◆ **Records**
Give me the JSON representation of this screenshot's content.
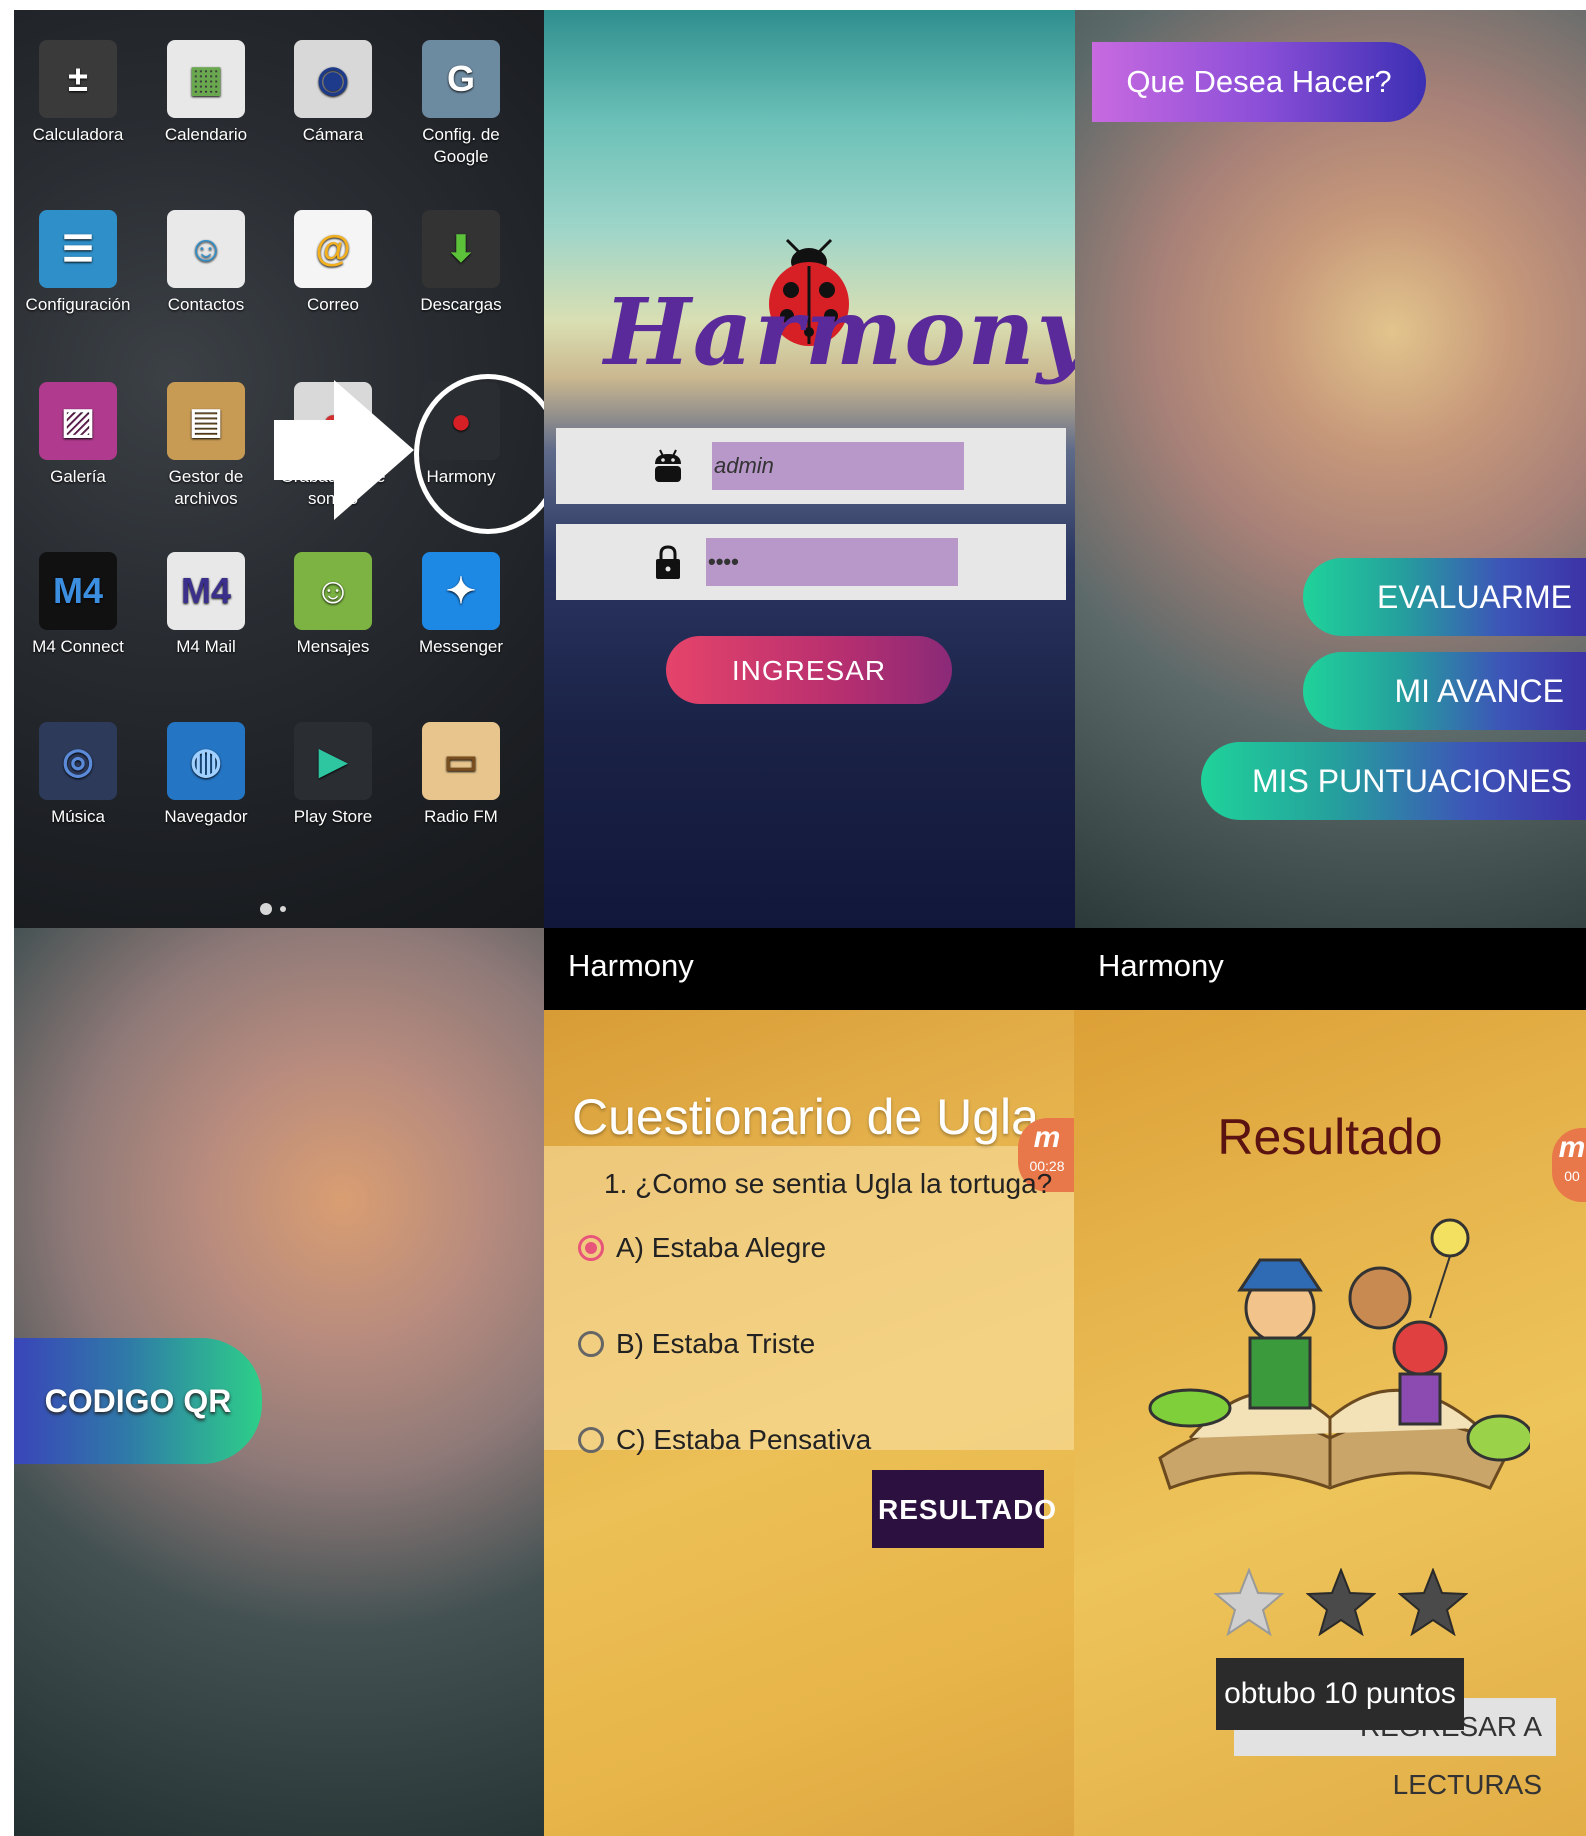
{
  "launcher": {
    "apps": [
      {
        "label": "Calculadora",
        "icon": "calculator-icon"
      },
      {
        "label": "Calendario",
        "icon": "calendar-icon"
      },
      {
        "label": "Cámara",
        "icon": "camera-icon"
      },
      {
        "label": "Config. de Google",
        "icon": "google-settings-icon"
      },
      {
        "label": "Configuración",
        "icon": "settings-icon"
      },
      {
        "label": "Contactos",
        "icon": "contacts-icon"
      },
      {
        "label": "Correo",
        "icon": "email-icon"
      },
      {
        "label": "Descargas",
        "icon": "downloads-icon"
      },
      {
        "label": "Galería",
        "icon": "gallery-icon"
      },
      {
        "label": "Gestor de archivos",
        "icon": "file-manager-icon"
      },
      {
        "label": "Grabadora de sonido",
        "icon": "sound-recorder-icon"
      },
      {
        "label": "Harmony",
        "icon": "ladybug-icon"
      },
      {
        "label": "M4 Connect",
        "icon": "m4-connect-icon"
      },
      {
        "label": "M4 Mail",
        "icon": "m4-mail-icon"
      },
      {
        "label": "Mensajes",
        "icon": "messages-icon"
      },
      {
        "label": "Messenger",
        "icon": "messenger-icon"
      },
      {
        "label": "Música",
        "icon": "music-icon"
      },
      {
        "label": "Navegador",
        "icon": "browser-icon"
      },
      {
        "label": "Play Store",
        "icon": "play-store-icon"
      },
      {
        "label": "Radio FM",
        "icon": "radio-icon"
      }
    ]
  },
  "login": {
    "logo_text": "Harmony",
    "username_value": "admin",
    "password_value": "••••",
    "submit_label": "INGRESAR"
  },
  "menu": {
    "heading": "Que Desea Hacer?",
    "buttons": [
      "EVALUARME",
      "MI AVANCE",
      "MIS PUNTUACIONES"
    ]
  },
  "qr": {
    "button_label": "CODIGO QR"
  },
  "quiz": {
    "app_title": "Harmony",
    "title": "Cuestionario de Ugla",
    "question": "1. ¿Como se sentia Ugla la tortuga?",
    "options": [
      "A) Estaba Alegre",
      "B) Estaba Triste",
      "C) Estaba Pensativa"
    ],
    "selected_index": 0,
    "submit_label": "RESULTADO",
    "timer": "00:28"
  },
  "result": {
    "app_title": "Harmony",
    "title": "Resultado",
    "stars_filled": 1,
    "stars_total": 3,
    "back_label": "REGRESAR A LECTURAS",
    "toast": "obtubo 10 puntos",
    "timer": "00"
  },
  "colors": {
    "login_button": "#e5446a",
    "menu_pill": "#8c4fd8",
    "menu_buttons": "#1fd39a",
    "result_button": "#2c1040",
    "radio_accent": "#e8557b"
  }
}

◆ **Directions**
Looking at the data above, show all lines where the word "Estaba" occurs.

◆ **Expected answer**
      "A) Estaba Alegre",
      "B) Estaba Triste",
      "C) Estaba Pensativa"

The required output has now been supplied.